| Objective |
List every line in the material below that contains the word "tongue", reproducing each such line in full.

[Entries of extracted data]
☆ ☆ ☆ ☆ ☆ ☆ ☆
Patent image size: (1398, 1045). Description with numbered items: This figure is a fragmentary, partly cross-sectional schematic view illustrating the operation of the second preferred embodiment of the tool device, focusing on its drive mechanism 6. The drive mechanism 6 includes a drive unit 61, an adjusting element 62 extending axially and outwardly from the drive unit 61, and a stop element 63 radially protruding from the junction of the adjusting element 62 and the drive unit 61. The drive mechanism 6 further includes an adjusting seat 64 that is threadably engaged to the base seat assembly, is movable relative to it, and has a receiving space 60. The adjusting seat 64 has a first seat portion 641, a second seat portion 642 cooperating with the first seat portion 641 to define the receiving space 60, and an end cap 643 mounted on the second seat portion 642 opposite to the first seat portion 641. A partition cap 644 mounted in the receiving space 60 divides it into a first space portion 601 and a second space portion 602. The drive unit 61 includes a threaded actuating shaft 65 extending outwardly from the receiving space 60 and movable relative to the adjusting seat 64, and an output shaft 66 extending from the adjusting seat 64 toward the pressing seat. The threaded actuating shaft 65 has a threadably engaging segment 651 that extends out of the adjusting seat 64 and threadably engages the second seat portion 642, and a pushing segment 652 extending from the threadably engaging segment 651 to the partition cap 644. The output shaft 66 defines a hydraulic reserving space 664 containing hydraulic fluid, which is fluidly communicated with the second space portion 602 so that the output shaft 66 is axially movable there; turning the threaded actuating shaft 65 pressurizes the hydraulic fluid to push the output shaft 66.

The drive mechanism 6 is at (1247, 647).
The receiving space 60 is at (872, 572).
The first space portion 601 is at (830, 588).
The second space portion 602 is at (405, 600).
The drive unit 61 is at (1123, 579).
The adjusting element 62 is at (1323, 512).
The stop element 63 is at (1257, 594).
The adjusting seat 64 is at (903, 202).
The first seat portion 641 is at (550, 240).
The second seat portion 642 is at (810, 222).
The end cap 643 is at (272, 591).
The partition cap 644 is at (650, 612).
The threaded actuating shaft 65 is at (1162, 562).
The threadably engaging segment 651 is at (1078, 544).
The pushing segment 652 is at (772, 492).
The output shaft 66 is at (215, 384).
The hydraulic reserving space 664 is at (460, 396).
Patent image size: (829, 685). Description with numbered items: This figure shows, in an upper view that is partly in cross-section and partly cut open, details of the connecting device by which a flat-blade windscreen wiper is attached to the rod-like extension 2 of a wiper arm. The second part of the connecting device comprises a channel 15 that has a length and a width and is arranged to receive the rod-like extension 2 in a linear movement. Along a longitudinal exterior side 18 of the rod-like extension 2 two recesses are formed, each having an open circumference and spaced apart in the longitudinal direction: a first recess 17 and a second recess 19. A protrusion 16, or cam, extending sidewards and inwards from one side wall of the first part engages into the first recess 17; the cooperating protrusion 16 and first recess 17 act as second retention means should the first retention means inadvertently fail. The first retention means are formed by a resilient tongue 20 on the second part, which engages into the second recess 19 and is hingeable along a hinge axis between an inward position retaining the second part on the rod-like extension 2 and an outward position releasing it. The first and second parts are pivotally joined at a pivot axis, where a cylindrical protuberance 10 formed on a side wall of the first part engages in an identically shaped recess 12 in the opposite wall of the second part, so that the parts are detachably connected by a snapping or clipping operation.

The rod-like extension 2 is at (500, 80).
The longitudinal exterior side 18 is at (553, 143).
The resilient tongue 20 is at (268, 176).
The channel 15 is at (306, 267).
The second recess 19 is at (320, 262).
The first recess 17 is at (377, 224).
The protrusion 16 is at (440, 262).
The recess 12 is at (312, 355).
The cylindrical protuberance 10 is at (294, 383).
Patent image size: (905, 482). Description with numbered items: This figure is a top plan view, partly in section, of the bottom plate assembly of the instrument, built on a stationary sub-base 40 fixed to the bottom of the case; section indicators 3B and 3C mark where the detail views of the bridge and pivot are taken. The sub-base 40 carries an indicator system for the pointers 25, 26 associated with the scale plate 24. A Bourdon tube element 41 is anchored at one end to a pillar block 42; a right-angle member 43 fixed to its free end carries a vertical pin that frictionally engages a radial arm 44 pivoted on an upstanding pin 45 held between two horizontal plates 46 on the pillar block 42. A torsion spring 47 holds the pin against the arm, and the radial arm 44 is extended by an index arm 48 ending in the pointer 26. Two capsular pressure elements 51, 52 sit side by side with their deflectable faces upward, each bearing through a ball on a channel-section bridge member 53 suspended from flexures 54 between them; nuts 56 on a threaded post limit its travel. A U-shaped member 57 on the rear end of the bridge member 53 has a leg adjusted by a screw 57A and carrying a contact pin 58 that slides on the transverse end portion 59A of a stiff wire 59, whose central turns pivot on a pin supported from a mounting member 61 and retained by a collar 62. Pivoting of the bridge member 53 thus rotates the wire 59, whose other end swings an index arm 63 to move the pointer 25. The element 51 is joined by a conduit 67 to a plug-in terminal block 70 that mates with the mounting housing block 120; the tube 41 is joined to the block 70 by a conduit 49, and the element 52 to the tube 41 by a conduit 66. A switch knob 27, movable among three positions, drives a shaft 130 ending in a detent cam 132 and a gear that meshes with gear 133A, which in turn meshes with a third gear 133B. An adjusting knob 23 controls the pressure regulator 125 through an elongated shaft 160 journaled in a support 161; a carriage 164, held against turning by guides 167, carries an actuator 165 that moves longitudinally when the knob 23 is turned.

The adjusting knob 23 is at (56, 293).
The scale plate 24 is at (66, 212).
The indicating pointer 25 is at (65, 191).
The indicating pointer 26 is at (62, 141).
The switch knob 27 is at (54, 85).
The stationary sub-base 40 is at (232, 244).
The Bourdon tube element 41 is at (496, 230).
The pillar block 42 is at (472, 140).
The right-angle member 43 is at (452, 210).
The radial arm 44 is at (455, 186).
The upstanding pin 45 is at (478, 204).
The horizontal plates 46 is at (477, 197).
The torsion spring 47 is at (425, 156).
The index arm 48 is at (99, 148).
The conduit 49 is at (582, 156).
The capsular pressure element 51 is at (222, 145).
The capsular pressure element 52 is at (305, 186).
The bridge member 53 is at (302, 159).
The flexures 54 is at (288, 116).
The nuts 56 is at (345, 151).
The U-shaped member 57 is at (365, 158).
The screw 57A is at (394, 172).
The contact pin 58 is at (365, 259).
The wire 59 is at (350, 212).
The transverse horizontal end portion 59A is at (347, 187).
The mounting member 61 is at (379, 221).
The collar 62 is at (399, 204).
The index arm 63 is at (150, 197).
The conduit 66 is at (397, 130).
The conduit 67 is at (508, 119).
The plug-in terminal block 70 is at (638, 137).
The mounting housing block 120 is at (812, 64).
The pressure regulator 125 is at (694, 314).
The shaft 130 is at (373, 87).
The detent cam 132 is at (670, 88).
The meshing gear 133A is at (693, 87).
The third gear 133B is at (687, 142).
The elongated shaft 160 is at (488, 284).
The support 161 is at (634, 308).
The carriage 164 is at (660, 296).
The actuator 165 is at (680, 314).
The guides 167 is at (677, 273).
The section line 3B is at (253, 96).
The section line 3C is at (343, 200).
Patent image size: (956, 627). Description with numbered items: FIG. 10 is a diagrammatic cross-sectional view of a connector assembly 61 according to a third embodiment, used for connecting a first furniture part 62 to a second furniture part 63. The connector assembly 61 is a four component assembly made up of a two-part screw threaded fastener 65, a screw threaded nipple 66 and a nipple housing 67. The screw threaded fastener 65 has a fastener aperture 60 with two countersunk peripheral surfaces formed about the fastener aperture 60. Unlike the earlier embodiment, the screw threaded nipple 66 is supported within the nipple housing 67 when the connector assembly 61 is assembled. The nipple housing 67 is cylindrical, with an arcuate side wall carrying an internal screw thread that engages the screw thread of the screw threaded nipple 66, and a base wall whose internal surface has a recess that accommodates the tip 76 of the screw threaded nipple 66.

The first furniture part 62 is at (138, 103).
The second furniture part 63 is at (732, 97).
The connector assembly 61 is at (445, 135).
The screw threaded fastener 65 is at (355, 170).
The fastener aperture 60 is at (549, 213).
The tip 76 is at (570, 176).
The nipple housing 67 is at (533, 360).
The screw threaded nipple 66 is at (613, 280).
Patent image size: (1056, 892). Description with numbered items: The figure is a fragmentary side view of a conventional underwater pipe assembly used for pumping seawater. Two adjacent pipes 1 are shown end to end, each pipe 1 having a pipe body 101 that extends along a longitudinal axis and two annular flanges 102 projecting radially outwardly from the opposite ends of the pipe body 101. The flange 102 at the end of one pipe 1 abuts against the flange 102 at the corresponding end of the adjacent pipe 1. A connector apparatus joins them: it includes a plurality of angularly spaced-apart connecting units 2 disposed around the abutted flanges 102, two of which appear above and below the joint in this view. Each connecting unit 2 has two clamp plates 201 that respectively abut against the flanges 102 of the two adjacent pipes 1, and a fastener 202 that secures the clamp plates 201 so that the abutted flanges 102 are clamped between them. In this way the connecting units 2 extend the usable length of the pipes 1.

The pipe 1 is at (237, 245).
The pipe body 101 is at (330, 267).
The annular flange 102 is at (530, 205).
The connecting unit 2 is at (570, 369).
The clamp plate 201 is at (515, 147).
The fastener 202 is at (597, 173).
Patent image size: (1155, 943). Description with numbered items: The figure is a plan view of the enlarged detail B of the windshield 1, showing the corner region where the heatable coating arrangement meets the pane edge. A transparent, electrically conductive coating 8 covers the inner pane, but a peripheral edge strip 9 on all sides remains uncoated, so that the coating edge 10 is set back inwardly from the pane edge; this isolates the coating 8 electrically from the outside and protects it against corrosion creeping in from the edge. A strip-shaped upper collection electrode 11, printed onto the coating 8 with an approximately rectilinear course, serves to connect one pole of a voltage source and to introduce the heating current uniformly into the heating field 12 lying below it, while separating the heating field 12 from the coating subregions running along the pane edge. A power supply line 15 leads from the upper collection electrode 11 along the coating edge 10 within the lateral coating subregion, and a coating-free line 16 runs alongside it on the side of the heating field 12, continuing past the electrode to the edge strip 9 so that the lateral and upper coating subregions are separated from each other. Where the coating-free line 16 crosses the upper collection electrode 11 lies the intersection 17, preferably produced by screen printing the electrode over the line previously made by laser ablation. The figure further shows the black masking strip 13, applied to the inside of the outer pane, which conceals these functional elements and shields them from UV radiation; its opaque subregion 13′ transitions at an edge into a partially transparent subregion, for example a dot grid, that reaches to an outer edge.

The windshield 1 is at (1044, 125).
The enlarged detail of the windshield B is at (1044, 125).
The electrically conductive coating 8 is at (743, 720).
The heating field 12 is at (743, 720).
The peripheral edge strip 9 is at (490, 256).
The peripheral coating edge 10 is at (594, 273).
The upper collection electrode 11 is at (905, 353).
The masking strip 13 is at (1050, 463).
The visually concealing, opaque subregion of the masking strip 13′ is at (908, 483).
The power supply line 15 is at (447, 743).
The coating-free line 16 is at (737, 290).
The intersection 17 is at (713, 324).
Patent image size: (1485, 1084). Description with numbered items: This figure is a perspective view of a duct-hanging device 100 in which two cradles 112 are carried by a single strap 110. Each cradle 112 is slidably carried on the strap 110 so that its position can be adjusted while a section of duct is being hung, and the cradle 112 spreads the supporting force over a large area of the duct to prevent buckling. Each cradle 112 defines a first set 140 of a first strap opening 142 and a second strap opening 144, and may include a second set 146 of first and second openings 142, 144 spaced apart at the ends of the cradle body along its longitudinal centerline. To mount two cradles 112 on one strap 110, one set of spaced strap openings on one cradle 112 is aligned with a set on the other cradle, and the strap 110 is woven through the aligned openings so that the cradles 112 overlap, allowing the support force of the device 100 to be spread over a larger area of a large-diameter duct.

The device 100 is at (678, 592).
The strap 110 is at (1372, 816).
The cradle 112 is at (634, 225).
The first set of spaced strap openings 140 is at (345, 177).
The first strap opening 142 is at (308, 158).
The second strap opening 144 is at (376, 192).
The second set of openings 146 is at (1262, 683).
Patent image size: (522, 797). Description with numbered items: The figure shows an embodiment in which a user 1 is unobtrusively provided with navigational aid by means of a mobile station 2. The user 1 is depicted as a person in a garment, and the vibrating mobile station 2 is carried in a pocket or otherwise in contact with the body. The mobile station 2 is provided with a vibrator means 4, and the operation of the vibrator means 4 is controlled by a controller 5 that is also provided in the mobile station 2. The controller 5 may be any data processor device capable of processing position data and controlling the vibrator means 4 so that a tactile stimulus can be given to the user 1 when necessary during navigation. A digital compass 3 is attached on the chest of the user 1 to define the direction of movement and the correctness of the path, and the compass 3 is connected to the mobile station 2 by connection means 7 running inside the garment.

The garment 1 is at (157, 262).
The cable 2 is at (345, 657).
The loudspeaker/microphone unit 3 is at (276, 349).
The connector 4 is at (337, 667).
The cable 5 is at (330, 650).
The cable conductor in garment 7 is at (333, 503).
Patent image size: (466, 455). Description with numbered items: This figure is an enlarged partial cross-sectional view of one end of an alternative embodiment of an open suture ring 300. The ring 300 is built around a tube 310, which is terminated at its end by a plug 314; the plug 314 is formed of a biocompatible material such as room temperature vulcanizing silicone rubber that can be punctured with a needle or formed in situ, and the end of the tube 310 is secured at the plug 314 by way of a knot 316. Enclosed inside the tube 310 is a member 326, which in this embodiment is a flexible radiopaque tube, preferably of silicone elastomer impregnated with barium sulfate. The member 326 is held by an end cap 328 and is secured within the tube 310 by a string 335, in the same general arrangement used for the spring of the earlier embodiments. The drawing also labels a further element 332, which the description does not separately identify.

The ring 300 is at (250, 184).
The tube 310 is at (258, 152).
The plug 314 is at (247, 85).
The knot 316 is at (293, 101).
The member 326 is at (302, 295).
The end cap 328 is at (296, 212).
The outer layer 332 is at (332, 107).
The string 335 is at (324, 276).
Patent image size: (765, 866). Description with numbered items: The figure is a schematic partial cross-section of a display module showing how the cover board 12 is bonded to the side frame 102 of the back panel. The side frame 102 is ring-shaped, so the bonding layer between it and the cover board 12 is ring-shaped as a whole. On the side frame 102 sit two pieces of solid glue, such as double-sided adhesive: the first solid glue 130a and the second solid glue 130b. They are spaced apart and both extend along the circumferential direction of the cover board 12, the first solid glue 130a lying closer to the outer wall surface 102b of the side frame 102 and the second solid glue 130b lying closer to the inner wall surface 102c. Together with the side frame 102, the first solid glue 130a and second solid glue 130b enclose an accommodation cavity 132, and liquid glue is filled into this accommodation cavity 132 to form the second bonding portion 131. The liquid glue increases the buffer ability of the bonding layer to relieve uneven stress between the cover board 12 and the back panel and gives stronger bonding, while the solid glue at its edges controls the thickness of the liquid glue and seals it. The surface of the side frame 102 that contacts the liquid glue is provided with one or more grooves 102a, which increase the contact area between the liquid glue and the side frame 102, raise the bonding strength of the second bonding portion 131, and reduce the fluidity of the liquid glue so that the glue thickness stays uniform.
☆ ☆ ☆ ☆ ☆ ☆ ☆
| Right answer |
Patent image size: (829, 685). Description with numbered items: This figure shows, in an upper view that is partly in cross-section and partly cut open, details of the connecting device by which a flat-blade windscreen wiper is attached to the rod-like extension 2 of a wiper arm. The second part of the connecting device comprises a channel 15 that has a length and a width and is arranged to receive the rod-like extension 2 in a linear movement. Along a longitudinal exterior side 18 of the rod-like extension 2 two recesses are formed, each having an open circumference and spaced apart in the longitudinal direction: a first recess 17 and a second recess 19. A protrusion 16, or cam, extending sidewards and inwards from one side wall of the first part engages into the first recess 17; the cooperating protrusion 16 and first recess 17 act as second retention means should the first retention means inadvertently fail. The first retention means are formed by a resilient tongue 20 on the second part, which engages into the second recess 19 and is hingeable along a hinge axis between an inward position retaining the second part on the rod-like extension 2 and an outward position releasing it. The first and second parts are pivotally joined at a pivot axis, where a cylindrical protuberance 10 formed on a side wall of the first part engages in an identically shaped recess 12 in the opposite wall of the second part, so that the parts are detachably connected by a snapping or clipping operation.
The resilient tongue 20 is at (268, 176).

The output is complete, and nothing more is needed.